>>>>>
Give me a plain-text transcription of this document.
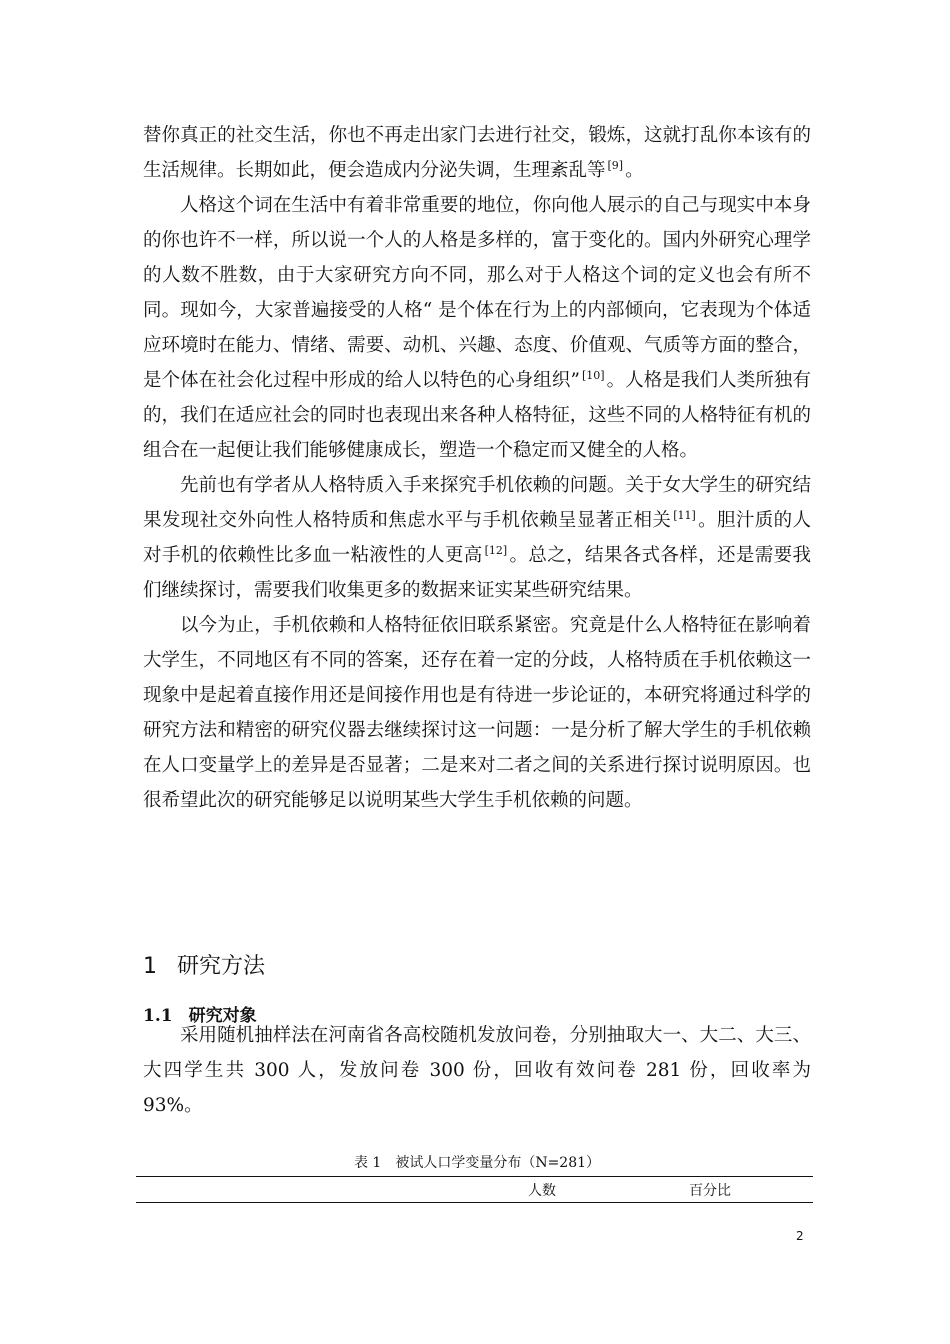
替你真正的社交生活，你也不再走出家门去进行社交，锻炼，这就打乱你本该有的生活规律。长期如此，便会造成内分泌失调，生理紊乱等 [9] 。

人格这个词在生活中有着非常重要的地位，你向他人展示的自己与现实中本身的你也许不一样，所以说一个人的人格是多样的，富于变化的。国内外研究心理学的人数不胜数，由于大家研究方向不同，那么对于人格这个词的定义也会有所不同。现如今，大家普遍接受的人格“ 是个体在行为上的内部倾向，它表现为个体适应环境时在能力、情绪、需要、动机、兴趣、态度、价值观、气质等方面的整合，是个体在社会化过程中形成的给人以特色的心身组织” [10] 。人格是我们人类所独有的，我们在适应社会的同时也表现出来各种人格特征，这些不同的人格特征有机的组合在一起便让我们能够健康成长，塑造一个稳定而又健全的人格。

先前也有学者从人格特质入手来探究手机依赖的问题。关于女大学生的研究结果发现社交外向性人格特质和焦虑水平与手机依赖呈显著正相关 [11] 。胆汁质的人对手机的依赖性比多血一粘液性的人更高 [12] 。总之，结果各式各样，还是需要我们继续探讨，需要我们收集更多的数据来证实某些研究结果。

以今为止，手机依赖和人格特征依旧联系紧密。究竟是什么人格特征在影响着大学生，不同地区有不同的答案，还存在着一定的分歧，人格特质在手机依赖这一现象中是起着直接作用还是间接作用也是有待进一步论证的，本研究将通过科学的研究方法和精密的研究仪器去继续探讨这一问题：一是分析了解大学生的手机依赖在人口变量学上的差异是否显著；二是来对二者之间的关系进行探讨说明原因。也很希望此次的研究能够足以说明某些大学生手机依赖的问题。

1 研究方法
1.1 研究对象

采用随机抽样法在河南省各高校随机发放问卷，分别抽取大一、大二、大三、大四学生共 300 人，发放问卷 300 份，回收有效问卷 281 份，回收率为 93%。

表 1 被试人口学变量分布（N=281）
人数	百分比
2
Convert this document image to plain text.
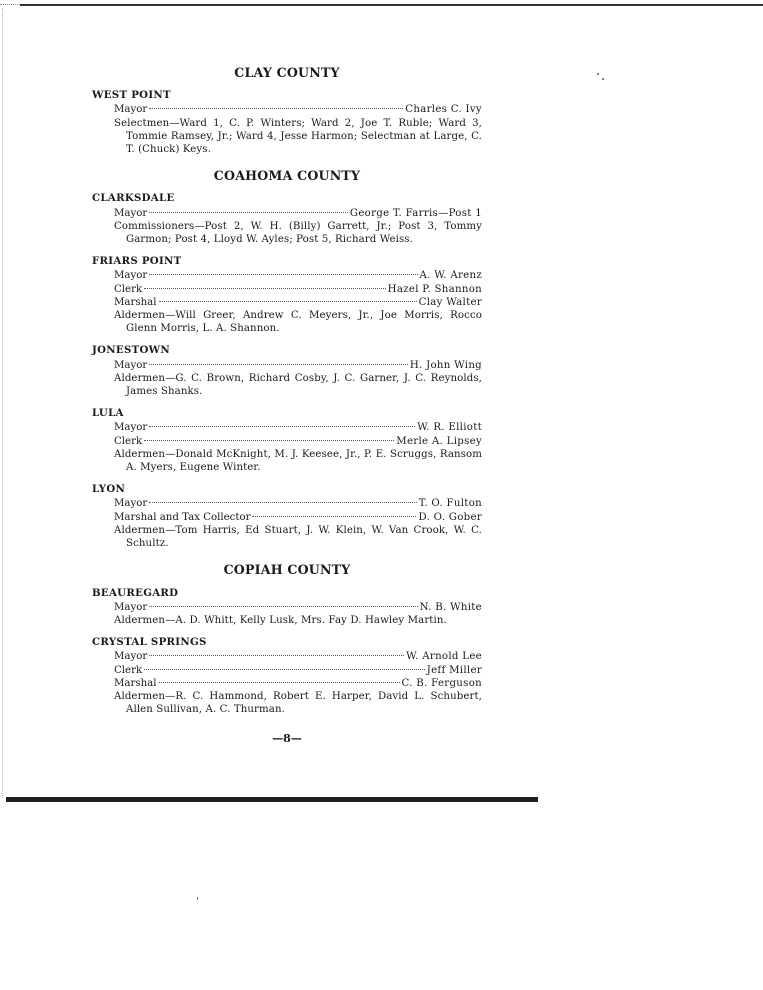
CLAY COUNTY
WEST POINT
Mayor	Charles C. Ivy
Selectmen—Ward 1, C. P. Winters; Ward 2, Joe T. Ruble; Ward 3, Tommie Ramsey, Jr.; Ward 4, Jesse Harmon; Selectman at Large, C. T. (Chuck) Keys.
COAHOMA COUNTY
CLARKSDALE
Mayor	George T. Farris—Post 1
Commissioners—Post 2, W. H. (Billy) Garrett, Jr.; Post 3, Tommy Garmon; Post 4, Lloyd W. Ayles; Post 5, Richard Weiss.
FRIARS POINT
Mayor	A. W. Arenz
Clerk	Hazel P. Shannon
Marshal	Clay Walter
Aldermen—Will Greer, Andrew C. Meyers, Jr., Joe Morris, Rocco Glenn Morris, L. A. Shannon.
JONESTOWN
Mayor	H. John Wing
Aldermen—G. C. Brown, Richard Cosby, J. C. Garner, J. C. Reynolds, James Shanks.
LULA
Mayor	W. R. Elliott
Clerk	Merle A. Lipsey
Aldermen—Donald McKnight, M. J. Keesee, Jr., P. E. Scruggs, Ransom A. Myers, Eugene Winter.
LYON
Mayor	T. O. Fulton
Marshal and Tax Collector	D. O. Gober
Aldermen—Tom Harris, Ed Stuart, J. W. Klein, W. Van Crook, W. C. Schultz.
COPIAH COUNTY
BEAUREGARD
Mayor	N. B. White
Aldermen—A. D. Whitt, Kelly Lusk, Mrs. Fay D. Hawley Martin.
CRYSTAL SPRINGS
Mayor	W. Arnold Lee
Clerk	Jeff Miller
Marshal	C. B. Ferguson
Aldermen—R. C. Hammond, Robert E. Harper, David L. Schubert, Allen Sullivan, A. C. Thurman.
—8—
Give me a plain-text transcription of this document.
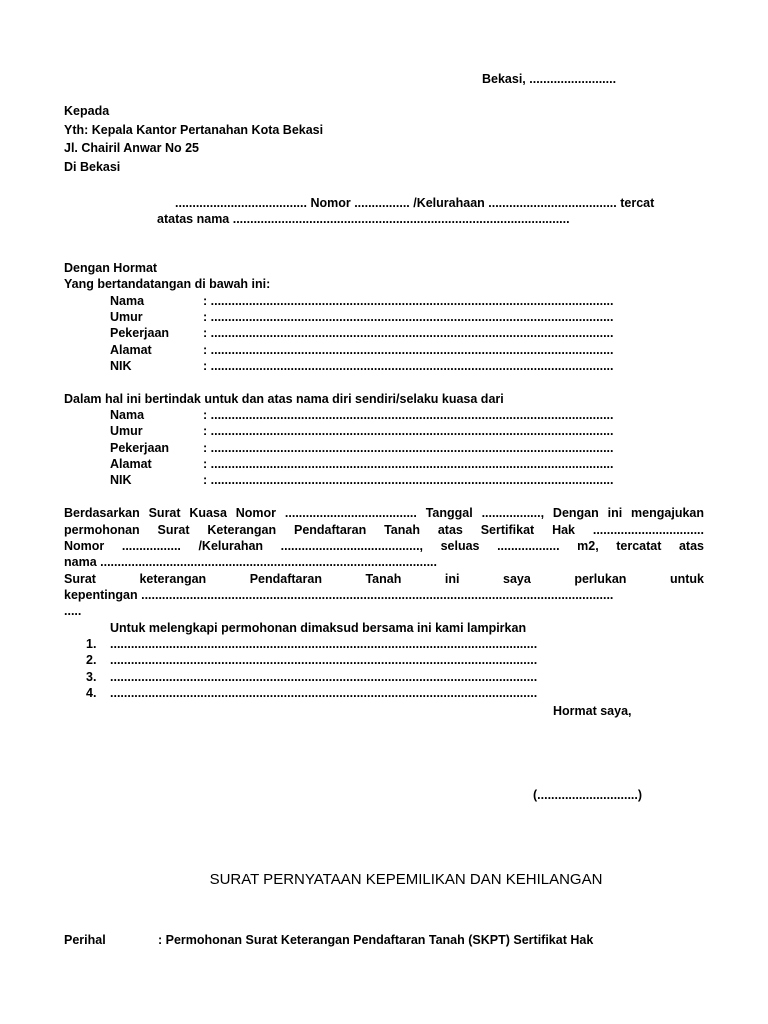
Bekasi, .........................
Kepada
Yth: Kepala Kantor Pertanahan Kota Bekasi
Jl. Chairil Anwar No 25
Di Bekasi
...................................... Nomor ................ /Kelurahaan ..................................... tercat
atatas nama .................................................................................................
Dengan Hormat
Yang bertandatangan di bawah ini:
Nama	: ....................................................................................................................
Umur	: ....................................................................................................................
Pekerjaan	: ....................................................................................................................
Alamat	: ....................................................................................................................
NIK	: ....................................................................................................................
Dalam hal ini bertindak untuk dan atas nama diri sendiri/selaku kuasa dari
Nama	: ....................................................................................................................
Umur	: ....................................................................................................................
Pekerjaan	: ....................................................................................................................
Alamat	: ....................................................................................................................
NIK	: ....................................................................................................................
Berdasarkan Surat Kuasa Nomor ...................................... Tanggal ................., Dengan ini mengajukan
permohonan Surat Keterangan Pendaftaran Tanah atas Sertifikat Hak ................................
Nomor ................. /Kelurahan ........................................, seluas .................. m2, tercatat atas
nama .................................................................................................
Surat keterangan Pendaftaran Tanah ini saya perlukan untuk
kepentingan ........................................................................................................................................
.....
Untuk melengkapi permohonan dimaksud bersama ini kami lampirkan
1. ...........................................................................................................................
2. ...........................................................................................................................
3. ...........................................................................................................................
4. ...........................................................................................................................
Hormat saya,
(.............................)
SURAT PERNYATAAN KEPEMILIKAN DAN KEHILANGAN
Perihal	: Permohonan Surat Keterangan Pendaftaran Tanah (SKPT) Sertifikat Hak
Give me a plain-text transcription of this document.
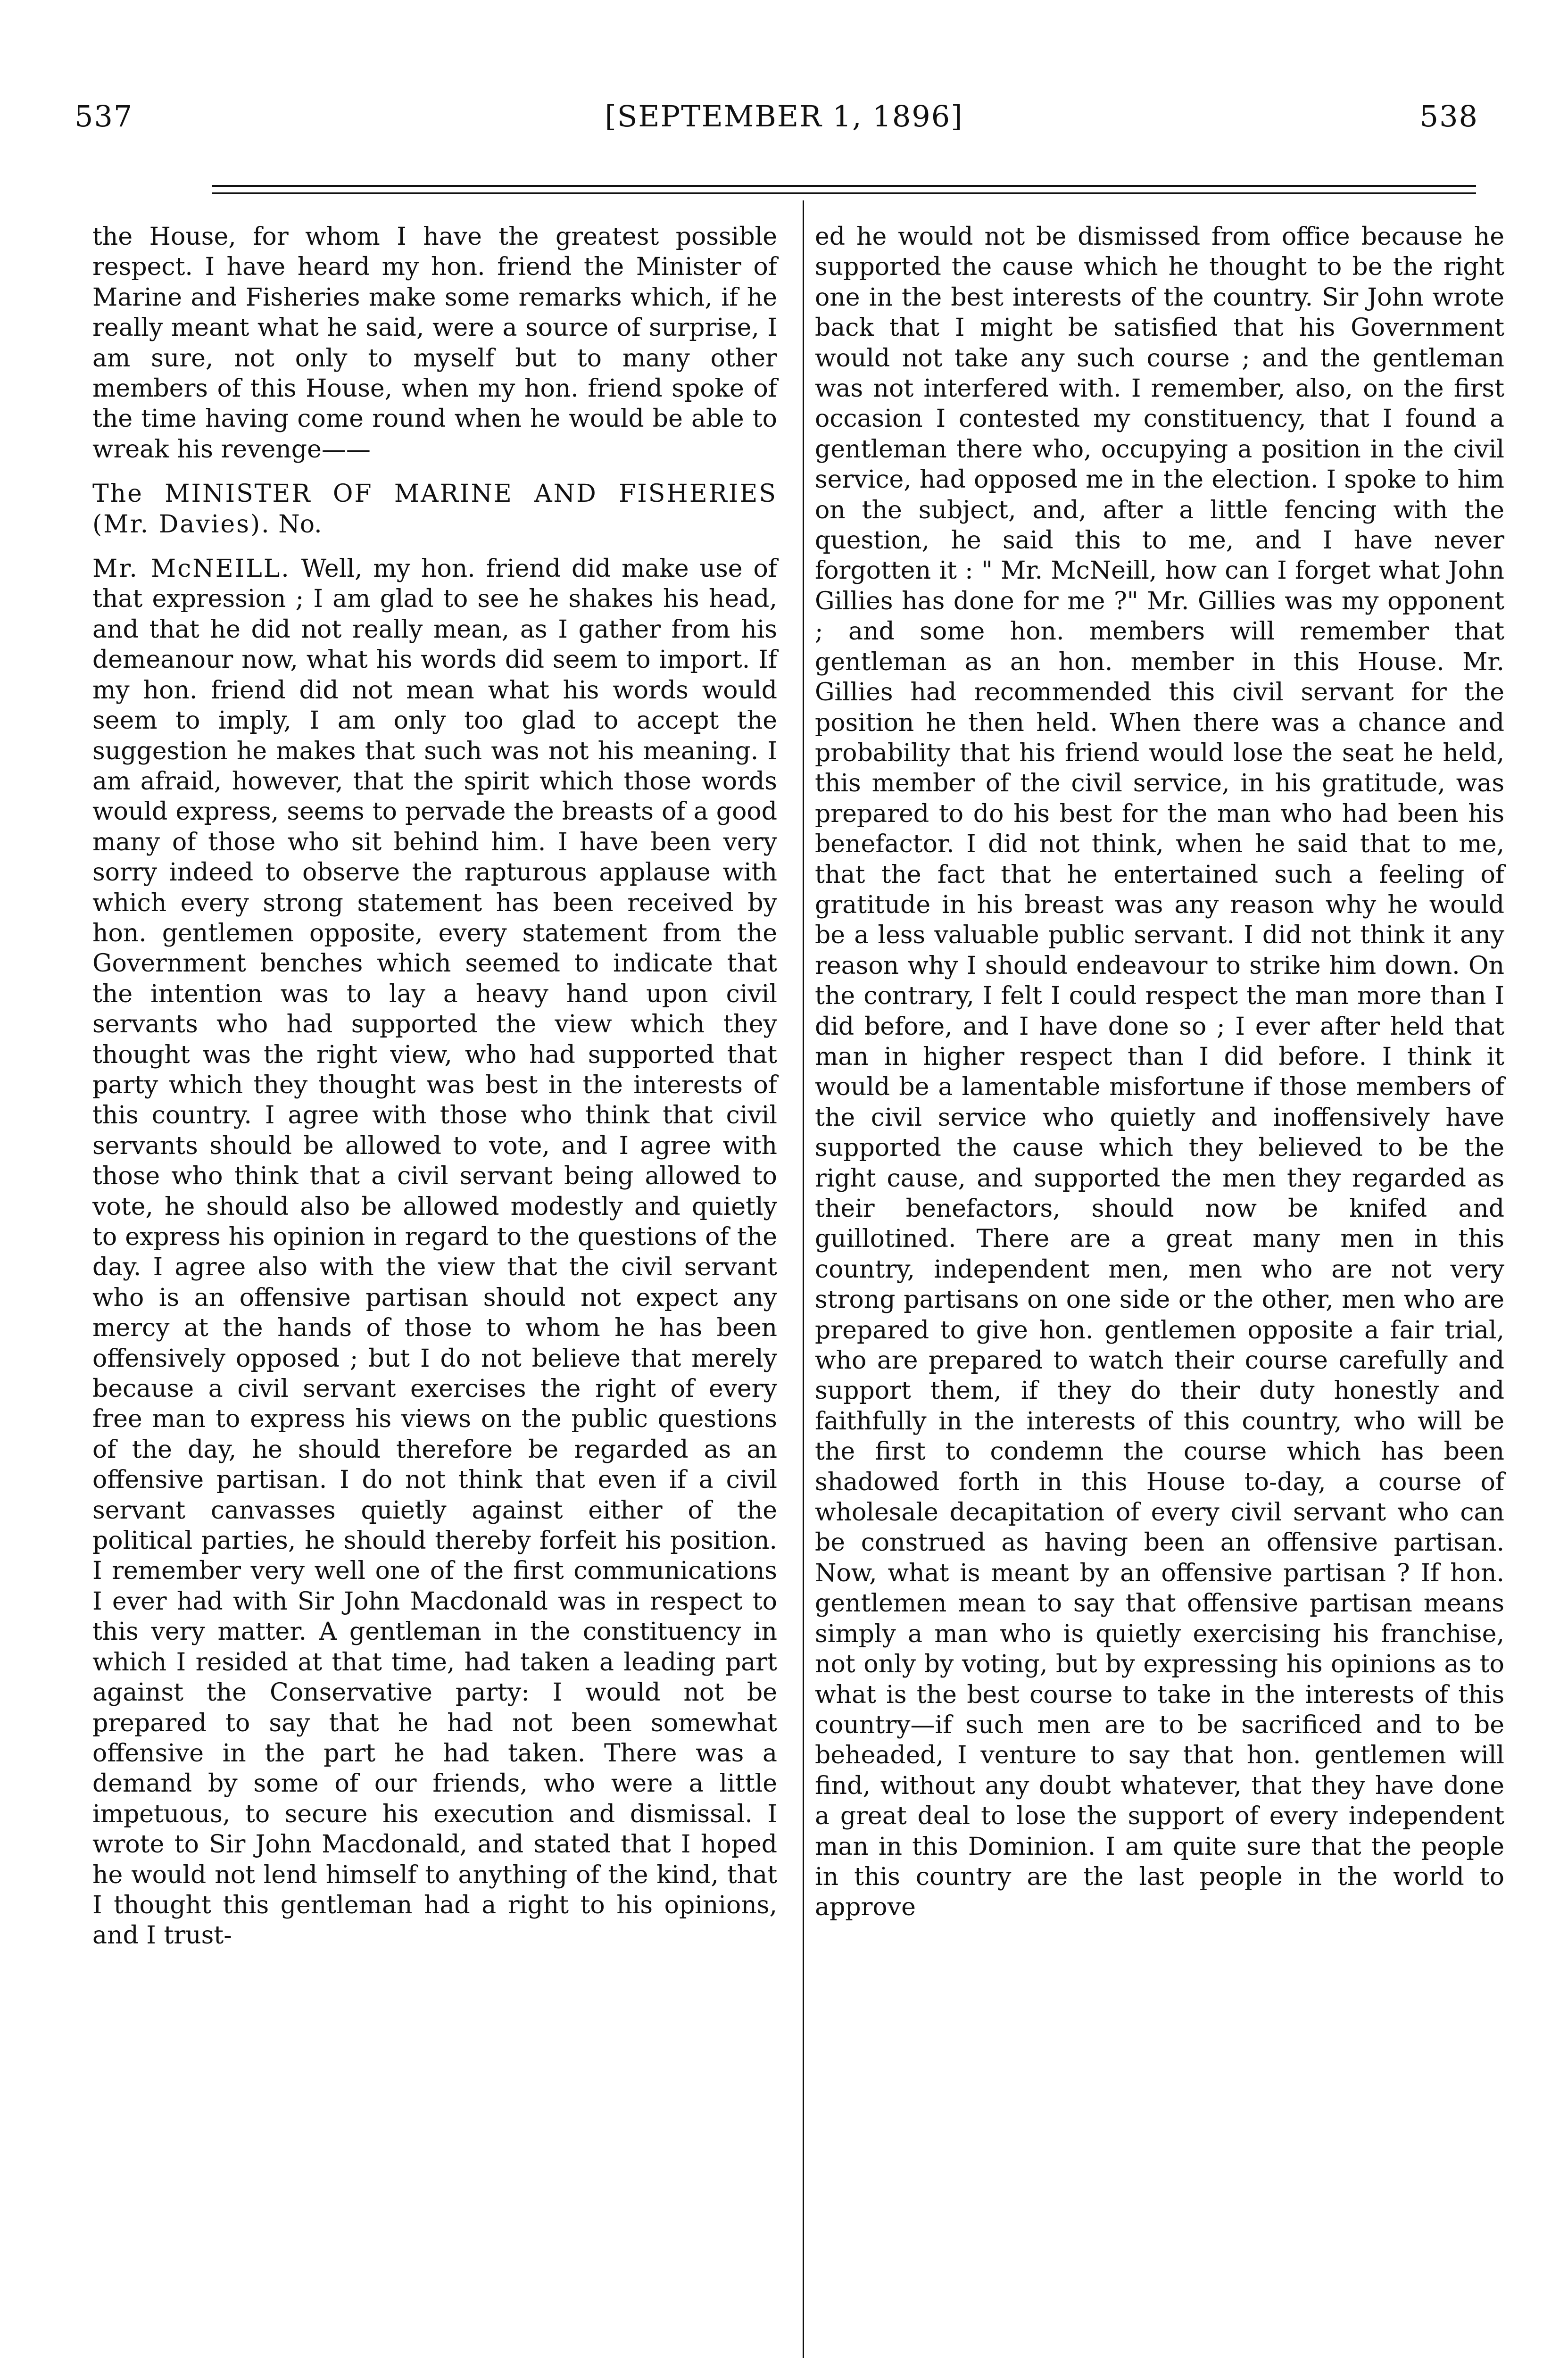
537	[SEPTEMBER 1, 1896]	538

the House, for whom I have the greatest possible respect. I have heard my hon. friend the Minister of Marine and Fisheries make some remarks which, if he really meant what he said, were a source of surprise, I am sure, not only to myself but to many other members of this House, when my hon. friend spoke of the time having come round when he would be able to wreak his revenge——

The MINISTER OF MARINE AND FISHERIES (Mr. Davies). No.

Mr. McNEILL. Well, my hon. friend did make use of that expression ; I am glad to see he shakes his head, and that he did not really mean, as I gather from his demeanour now, what his words did seem to import. If my hon. friend did not mean what his words would seem to imply, I am only too glad to accept the suggestion he makes that such was not his meaning. I am afraid, however, that the spirit which those words would express, seems to pervade the breasts of a good many of those who sit behind him. I have been very sorry indeed to observe the rapturous applause with which every strong statement has been received by hon. gentlemen opposite, every statement from the Government benches which seemed to indicate that the intention was to lay a heavy hand upon civil servants who had supported the view which they thought was the right view, who had supported that party which they thought was best in the interests of this country. I agree with those who think that civil servants should be allowed to vote, and I agree with those who think that a civil servant being allowed to vote, he should also be allowed modestly and quietly to express his opinion in regard to the questions of the day. I agree also with the view that the civil servant who is an offensive partisan should not expect any mercy at the hands of those to whom he has been offensively opposed ; but I do not believe that merely because a civil servant exercises the right of every free man to express his views on the public questions of the day, he should therefore be regarded as an offensive partisan. I do not think that even if a civil servant canvasses quietly against either of the political parties, he should thereby forfeit his position. I remember very well one of the first communications I ever had with Sir John Macdonald was in respect to this very matter. A gentleman in the constituency in which I resided at that time, had taken a leading part against the Conservative party: I would not be prepared to say that he had not been somewhat offensive in the part he had taken. There was a demand by some of our friends, who were a little impetuous, to secure his execution and dismissal. I wrote to Sir John Macdonald, and stated that I hoped he would not lend himself to anything of the kind, that I thought this gentleman had a right to his opinions, and I trust-

ed he would not be dismissed from office because he supported the cause which he thought to be the right one in the best interests of the country. Sir John wrote back that I might be satisfied that his Government would not take any such course ; and the gentleman was not interfered with. I remember, also, on the first occasion I contested my constituency, that I found a gentleman there who, occupying a position in the civil service, had opposed me in the election. I spoke to him on the subject, and, after a little fencing with the question, he said this to me, and I have never forgotten it : " Mr. McNeill, how can I forget what John Gillies has done for me ?" Mr. Gillies was my opponent ; and some hon. members will remember that gentleman as an hon. member in this House. Mr. Gillies had recommended this civil servant for the position he then held. When there was a chance and probability that his friend would lose the seat he held, this member of the civil service, in his gratitude, was prepared to do his best for the man who had been his benefactor. I did not think, when he said that to me, that the fact that he entertained such a feeling of gratitude in his breast was any reason why he would be a less valuable public servant. I did not think it any reason why I should endeavour to strike him down. On the contrary, I felt I could respect the man more than I did before, and I have done so ; I ever after held that man in higher respect than I did before. I think it would be a lamentable misfortune if those members of the civil service who quietly and inoffensively have supported the cause which they believed to be the right cause, and supported the men they regarded as their benefactors, should now be knifed and guillotined. There are a great many men in this country, independent men, men who are not very strong partisans on one side or the other, men who are prepared to give hon. gentlemen opposite a fair trial, who are prepared to watch their course carefully and support them, if they do their duty honestly and faithfully in the interests of this country, who will be the first to condemn the course which has been shadowed forth in this House to-day, a course of wholesale decapitation of every civil servant who can be construed as having been an offensive partisan. Now, what is meant by an offensive partisan ? If hon. gentlemen mean to say that offensive partisan means simply a man who is quietly exercising his franchise, not only by voting, but by expressing his opinions as to what is the best course to take in the interests of this country—if such men are to be sacrificed and to be beheaded, I venture to say that hon. gentlemen will find, without any doubt whatever, that they have done a great deal to lose the support of every independent man in this Dominion. I am quite sure that the people in this country are the last people in the world to approve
<<<<<
* [What needs to be done]: Pick out, from the lines above, every one that contains the string "Mayor".

* [Expected answer]:
Mayor	Charles C. Ivy
Mayor	George T. Farris—Post 1
Mayor	A. W. Arenz
Mayor	H. John Wing
Mayor	W. R. Elliott
Mayor	T. O. Fulton
Mayor	N. B. White
Mayor	W. Arnold Lee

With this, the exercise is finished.